──────── THE RECORDS
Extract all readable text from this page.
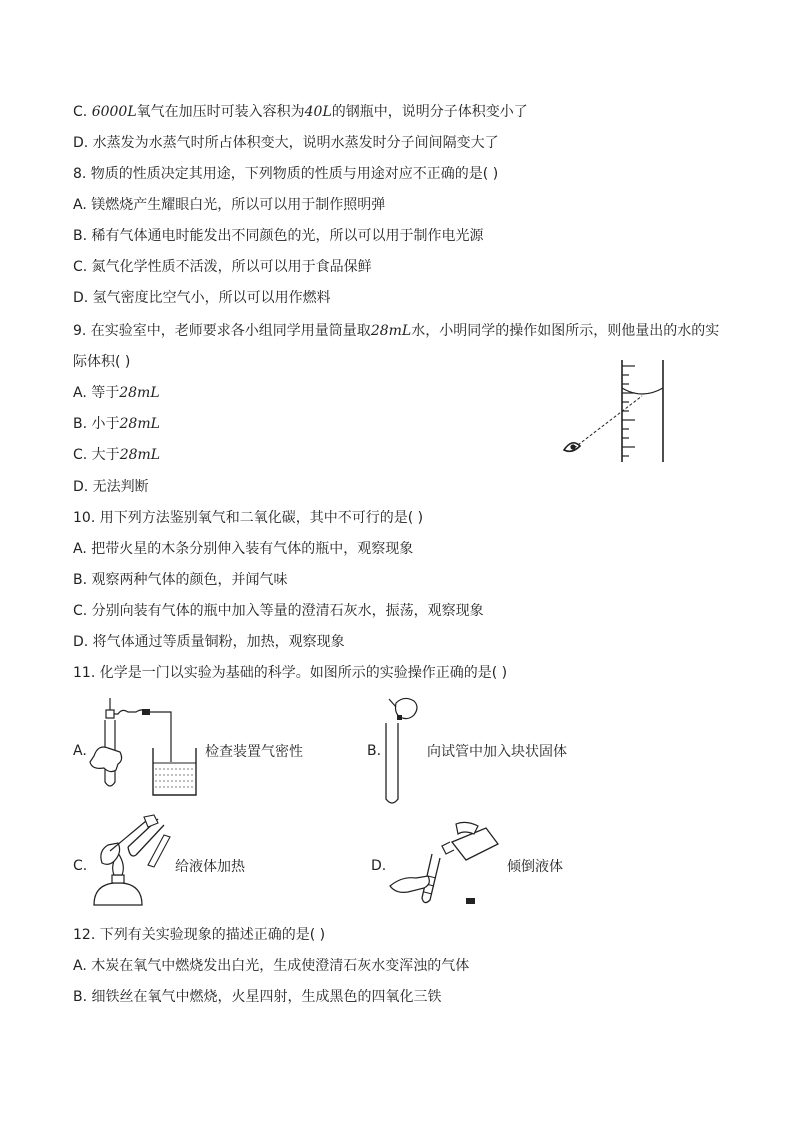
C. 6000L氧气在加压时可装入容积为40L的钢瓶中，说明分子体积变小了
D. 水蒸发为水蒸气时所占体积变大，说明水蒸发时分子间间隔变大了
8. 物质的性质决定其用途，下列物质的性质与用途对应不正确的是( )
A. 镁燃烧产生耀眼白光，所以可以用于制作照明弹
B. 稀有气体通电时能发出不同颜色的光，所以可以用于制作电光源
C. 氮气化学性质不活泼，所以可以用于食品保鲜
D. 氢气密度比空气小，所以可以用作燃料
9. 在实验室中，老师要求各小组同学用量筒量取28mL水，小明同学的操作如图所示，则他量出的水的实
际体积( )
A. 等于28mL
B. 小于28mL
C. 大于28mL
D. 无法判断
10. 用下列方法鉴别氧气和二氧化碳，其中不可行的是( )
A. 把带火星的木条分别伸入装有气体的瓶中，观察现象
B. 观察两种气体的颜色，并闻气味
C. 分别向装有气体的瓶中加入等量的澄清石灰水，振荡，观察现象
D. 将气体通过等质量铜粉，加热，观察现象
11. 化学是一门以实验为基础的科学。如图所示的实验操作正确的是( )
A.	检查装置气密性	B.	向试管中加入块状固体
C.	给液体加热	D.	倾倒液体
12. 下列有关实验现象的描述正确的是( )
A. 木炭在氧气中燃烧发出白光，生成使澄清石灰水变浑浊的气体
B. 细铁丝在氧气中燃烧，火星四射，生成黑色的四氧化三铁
────────────────
──────── THE RECORDS
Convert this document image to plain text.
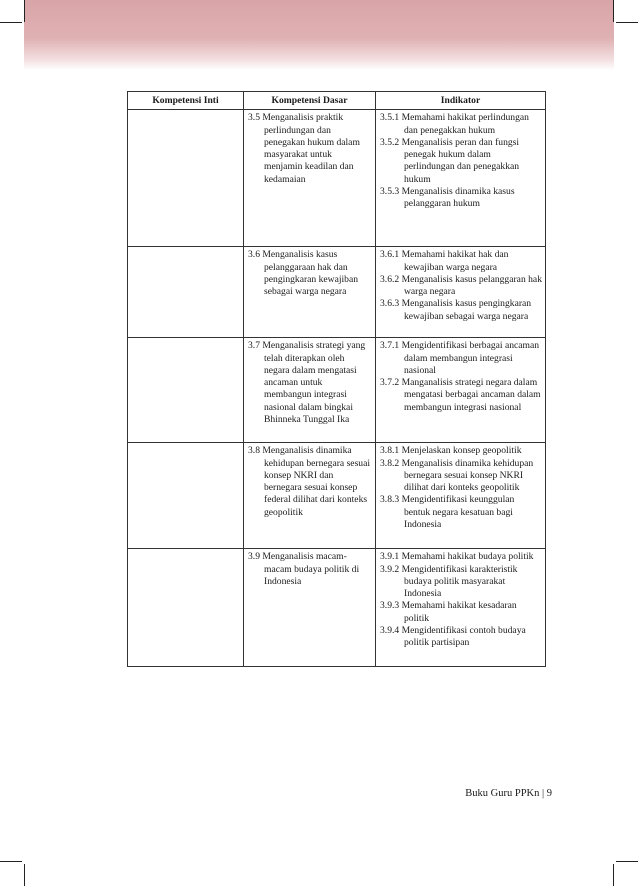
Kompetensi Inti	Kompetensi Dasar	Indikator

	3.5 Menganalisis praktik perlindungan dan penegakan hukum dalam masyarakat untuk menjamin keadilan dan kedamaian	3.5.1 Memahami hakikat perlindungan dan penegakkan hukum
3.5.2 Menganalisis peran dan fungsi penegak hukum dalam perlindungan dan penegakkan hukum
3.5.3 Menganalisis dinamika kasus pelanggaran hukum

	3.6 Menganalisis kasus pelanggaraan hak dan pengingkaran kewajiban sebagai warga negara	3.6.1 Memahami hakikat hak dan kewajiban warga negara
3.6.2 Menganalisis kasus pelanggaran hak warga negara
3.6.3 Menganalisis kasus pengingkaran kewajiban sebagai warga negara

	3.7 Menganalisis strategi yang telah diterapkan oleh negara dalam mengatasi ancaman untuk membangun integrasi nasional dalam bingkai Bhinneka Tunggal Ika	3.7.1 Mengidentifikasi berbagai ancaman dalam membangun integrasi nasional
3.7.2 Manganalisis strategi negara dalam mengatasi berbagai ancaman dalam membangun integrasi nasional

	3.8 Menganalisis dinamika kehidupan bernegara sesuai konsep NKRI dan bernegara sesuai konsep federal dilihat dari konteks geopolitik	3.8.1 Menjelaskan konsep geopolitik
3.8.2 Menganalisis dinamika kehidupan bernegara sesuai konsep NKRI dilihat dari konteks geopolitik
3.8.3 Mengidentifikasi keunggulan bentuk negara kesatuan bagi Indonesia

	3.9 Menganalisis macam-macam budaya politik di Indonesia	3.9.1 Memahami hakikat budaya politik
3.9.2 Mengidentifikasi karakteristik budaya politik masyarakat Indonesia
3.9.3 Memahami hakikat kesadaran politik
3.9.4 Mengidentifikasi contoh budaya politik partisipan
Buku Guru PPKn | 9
────────────────
──────── THE RECORDS
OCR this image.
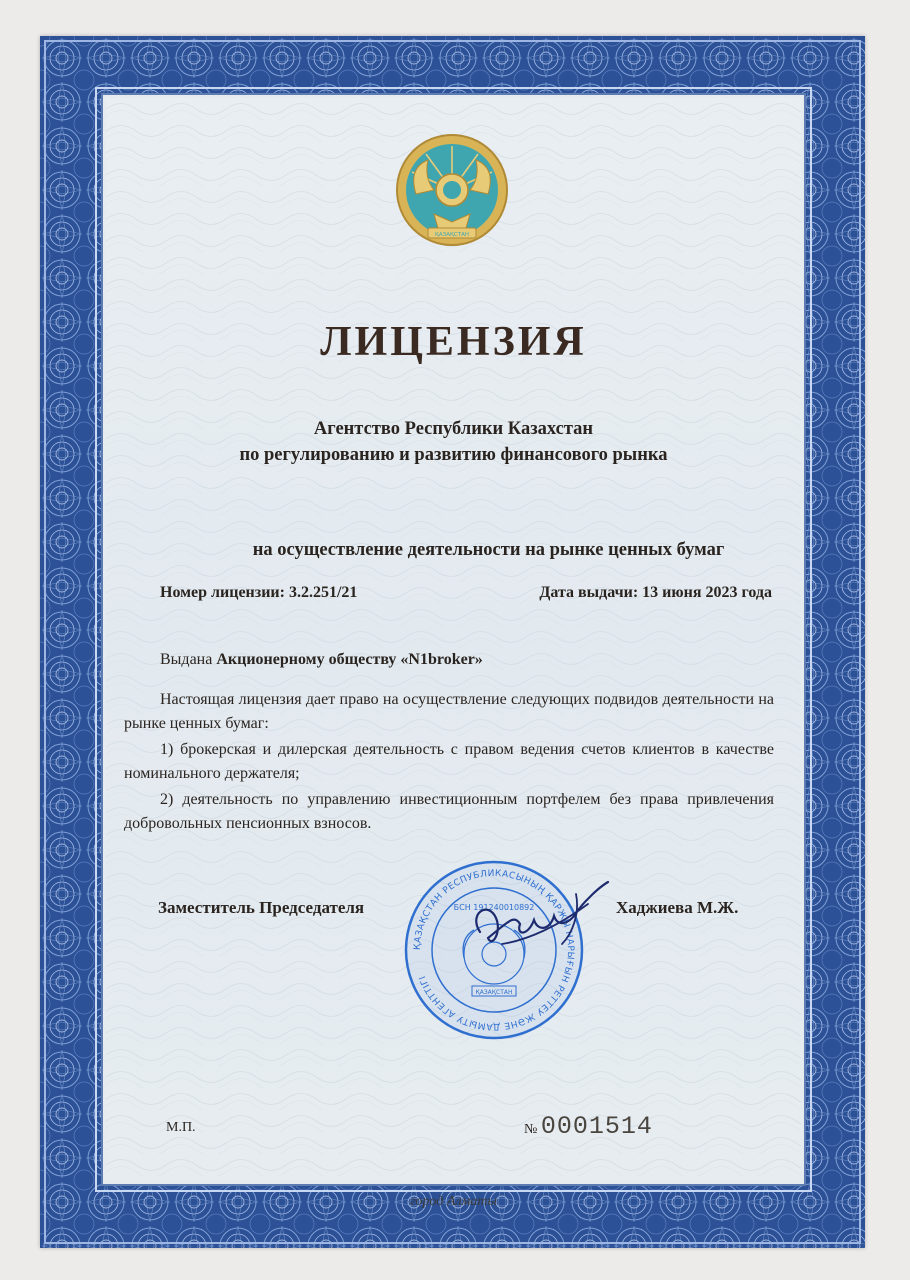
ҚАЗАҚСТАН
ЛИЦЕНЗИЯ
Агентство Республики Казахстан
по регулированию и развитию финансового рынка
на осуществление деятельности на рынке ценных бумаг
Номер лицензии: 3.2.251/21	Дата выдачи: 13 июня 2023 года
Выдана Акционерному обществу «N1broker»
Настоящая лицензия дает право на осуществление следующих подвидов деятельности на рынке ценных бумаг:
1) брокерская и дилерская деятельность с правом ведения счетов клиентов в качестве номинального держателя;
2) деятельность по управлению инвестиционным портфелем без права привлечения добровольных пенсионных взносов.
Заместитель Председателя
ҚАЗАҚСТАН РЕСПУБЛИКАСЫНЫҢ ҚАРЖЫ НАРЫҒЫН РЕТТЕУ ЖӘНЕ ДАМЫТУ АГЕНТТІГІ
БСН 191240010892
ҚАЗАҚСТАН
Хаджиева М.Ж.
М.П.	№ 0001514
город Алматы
────────────────
Your answer should be a single number: the count of lines that contain "kasus".

**SOLUTION:**
4